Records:
========================================

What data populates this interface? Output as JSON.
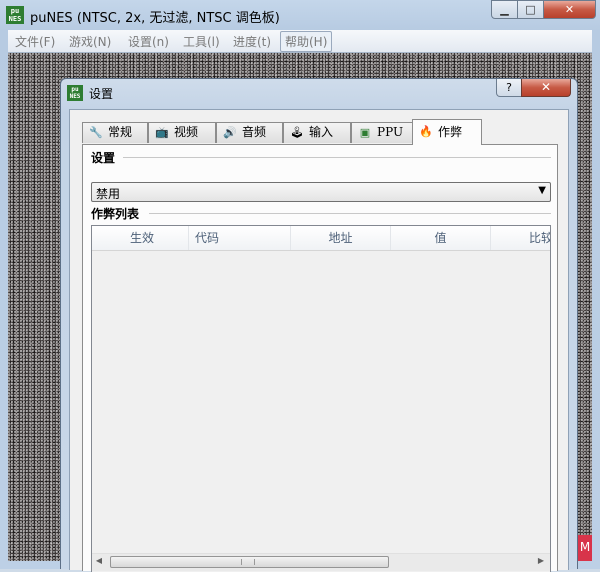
{
  "window": {
    "title": "puNES (NTSC, 2x, 无过滤, NTSC 调色板)",
    "app_icon_text": "pu\nNES",
    "minimize_symbol": "▁",
    "maximize_symbol": "□",
    "close_symbol": "✕"
  },
  "menu": {
    "items": [
      "文件(F)",
      "游戏(N)",
      "设置(n)",
      "工具(l)",
      "进度(t)",
      "帮助(H)"
    ],
    "active_index": 5
  },
  "dialog": {
    "title": "设置",
    "help_symbol": "?",
    "close_symbol": "✕",
    "tabs": [
      {
        "label": "常规",
        "icon": "wrench-icon",
        "glyph": "🔧"
      },
      {
        "label": "视频",
        "icon": "tv-icon",
        "glyph": "📺"
      },
      {
        "label": "音频",
        "icon": "speaker-icon",
        "glyph": "🔊"
      },
      {
        "label": "输入",
        "icon": "joystick-icon",
        "glyph": "🕹"
      },
      {
        "label": "PPU",
        "icon": "chip-icon",
        "glyph": "▣"
      },
      {
        "label": "作弊",
        "icon": "flame-icon",
        "glyph": "🔥"
      }
    ],
    "selected_tab": 5,
    "settings_group_title": "设置",
    "mode_value": "禁用",
    "combo_arrow": "▼",
    "cheat_list_title": "作弊列表",
    "columns": [
      "生效",
      "代码",
      "地址",
      "值",
      "比较"
    ],
    "scroll_left": "◀",
    "scroll_right": "▶"
  },
  "colors": {
    "close_red": "#c75a45",
    "frame_blue": "#c4d6ea"
  }
}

========================================

__Do this__
Above are the records. Copy every line in them holding "glyph".

__Written response__
        "glyph": "🔧"
        "glyph": "📺"
        "glyph": "🔊"
        "glyph": "🕹"
        "glyph": "▣"
        "glyph": "🔥"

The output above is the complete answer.